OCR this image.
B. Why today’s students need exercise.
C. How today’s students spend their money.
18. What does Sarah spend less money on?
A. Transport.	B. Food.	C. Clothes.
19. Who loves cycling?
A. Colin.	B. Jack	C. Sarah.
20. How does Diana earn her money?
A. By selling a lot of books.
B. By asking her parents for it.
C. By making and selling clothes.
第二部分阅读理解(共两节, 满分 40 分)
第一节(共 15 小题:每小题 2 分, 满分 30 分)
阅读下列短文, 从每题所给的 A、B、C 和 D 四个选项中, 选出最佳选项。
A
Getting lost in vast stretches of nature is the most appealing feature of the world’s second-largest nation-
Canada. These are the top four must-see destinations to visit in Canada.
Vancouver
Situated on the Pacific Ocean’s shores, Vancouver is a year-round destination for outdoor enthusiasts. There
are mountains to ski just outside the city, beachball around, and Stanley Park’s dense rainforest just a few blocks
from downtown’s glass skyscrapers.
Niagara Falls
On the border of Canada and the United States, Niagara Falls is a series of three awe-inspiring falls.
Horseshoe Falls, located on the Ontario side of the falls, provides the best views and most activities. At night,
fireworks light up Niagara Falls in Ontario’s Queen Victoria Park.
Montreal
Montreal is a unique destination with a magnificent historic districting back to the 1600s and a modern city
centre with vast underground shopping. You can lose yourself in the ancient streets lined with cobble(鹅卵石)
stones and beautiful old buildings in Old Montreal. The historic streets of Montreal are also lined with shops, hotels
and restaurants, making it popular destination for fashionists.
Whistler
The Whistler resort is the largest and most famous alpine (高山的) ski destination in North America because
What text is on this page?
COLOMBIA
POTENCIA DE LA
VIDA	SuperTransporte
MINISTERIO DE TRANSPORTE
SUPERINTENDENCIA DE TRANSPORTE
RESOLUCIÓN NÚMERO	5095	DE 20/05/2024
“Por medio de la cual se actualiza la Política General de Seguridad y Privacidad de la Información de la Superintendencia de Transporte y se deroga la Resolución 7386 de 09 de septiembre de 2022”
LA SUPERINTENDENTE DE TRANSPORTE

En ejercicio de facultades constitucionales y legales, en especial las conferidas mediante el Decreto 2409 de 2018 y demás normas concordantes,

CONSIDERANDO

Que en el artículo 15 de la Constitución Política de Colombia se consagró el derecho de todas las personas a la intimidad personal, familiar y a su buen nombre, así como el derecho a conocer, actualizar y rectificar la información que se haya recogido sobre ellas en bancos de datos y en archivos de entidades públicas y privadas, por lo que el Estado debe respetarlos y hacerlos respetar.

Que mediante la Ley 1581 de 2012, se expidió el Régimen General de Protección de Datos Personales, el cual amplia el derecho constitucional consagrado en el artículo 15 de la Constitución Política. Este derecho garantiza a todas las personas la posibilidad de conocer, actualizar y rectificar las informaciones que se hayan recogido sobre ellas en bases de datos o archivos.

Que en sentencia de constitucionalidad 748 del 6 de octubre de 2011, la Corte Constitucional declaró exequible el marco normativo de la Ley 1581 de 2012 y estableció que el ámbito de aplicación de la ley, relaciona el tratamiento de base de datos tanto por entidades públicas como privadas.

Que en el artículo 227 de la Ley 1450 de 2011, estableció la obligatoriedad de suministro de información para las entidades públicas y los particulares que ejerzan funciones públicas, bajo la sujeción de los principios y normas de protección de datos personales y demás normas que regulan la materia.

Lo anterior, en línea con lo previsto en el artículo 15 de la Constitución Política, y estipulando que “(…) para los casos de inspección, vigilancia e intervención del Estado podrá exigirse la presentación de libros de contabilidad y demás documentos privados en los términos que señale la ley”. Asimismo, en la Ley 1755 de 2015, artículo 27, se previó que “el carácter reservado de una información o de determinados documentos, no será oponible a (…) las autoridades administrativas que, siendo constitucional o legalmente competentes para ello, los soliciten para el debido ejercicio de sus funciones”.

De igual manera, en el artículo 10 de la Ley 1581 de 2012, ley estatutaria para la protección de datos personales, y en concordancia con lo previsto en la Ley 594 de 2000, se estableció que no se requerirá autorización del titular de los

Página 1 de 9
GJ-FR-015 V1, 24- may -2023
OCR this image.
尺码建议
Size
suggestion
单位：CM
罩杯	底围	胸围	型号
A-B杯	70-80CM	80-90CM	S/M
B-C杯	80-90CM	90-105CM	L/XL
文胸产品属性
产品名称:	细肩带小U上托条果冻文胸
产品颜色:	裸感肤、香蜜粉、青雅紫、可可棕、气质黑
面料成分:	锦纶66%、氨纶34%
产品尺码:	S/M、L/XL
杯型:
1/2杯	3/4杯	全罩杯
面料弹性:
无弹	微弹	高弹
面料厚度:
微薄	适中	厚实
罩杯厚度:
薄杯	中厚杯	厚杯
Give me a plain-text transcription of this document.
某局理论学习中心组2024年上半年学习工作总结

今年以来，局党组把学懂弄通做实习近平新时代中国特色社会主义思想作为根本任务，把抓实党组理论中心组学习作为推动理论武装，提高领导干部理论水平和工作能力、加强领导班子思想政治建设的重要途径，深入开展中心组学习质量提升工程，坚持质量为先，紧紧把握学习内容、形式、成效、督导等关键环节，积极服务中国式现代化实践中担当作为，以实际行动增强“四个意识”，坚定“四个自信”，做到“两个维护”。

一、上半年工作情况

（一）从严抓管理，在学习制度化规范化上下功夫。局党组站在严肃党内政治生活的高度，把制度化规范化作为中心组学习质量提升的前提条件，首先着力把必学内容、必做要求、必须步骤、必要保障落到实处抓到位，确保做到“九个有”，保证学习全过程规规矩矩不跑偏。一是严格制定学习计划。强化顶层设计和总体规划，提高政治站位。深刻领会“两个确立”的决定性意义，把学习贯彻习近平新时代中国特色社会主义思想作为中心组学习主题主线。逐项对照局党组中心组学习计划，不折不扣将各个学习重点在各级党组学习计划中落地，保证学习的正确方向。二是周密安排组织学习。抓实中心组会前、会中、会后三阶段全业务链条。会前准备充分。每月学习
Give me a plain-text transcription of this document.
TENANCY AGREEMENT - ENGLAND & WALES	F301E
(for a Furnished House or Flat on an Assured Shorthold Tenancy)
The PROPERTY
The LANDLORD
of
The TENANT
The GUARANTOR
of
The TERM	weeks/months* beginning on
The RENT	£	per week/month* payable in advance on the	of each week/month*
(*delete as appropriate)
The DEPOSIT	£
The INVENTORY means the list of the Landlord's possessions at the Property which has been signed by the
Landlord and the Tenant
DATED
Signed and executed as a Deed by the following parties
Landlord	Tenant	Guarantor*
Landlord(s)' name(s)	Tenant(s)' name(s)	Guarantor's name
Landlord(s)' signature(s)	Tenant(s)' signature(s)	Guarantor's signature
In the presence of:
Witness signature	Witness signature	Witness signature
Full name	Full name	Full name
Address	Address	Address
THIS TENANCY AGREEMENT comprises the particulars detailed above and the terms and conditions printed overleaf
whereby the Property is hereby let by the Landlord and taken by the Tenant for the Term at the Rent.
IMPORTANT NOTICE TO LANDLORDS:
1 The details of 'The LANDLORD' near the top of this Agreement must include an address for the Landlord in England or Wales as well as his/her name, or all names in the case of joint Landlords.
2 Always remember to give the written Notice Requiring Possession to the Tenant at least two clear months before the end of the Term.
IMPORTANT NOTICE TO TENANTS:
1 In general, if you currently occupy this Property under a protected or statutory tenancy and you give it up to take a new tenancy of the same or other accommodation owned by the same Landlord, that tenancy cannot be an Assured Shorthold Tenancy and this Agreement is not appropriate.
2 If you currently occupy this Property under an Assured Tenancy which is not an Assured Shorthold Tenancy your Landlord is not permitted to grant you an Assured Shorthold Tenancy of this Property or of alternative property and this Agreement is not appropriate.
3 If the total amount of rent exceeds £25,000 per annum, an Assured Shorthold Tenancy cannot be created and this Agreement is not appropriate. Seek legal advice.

> [Written exercise] Where does the word "city" appear? Return each line that holds it.

> [The reply]
are mountains to ski just outside the city, beachball around, and Stanley Park’s dense rainforest just a few blocks
Montreal is a unique destination with a magnificent historic districting back to the 1600s and a modern city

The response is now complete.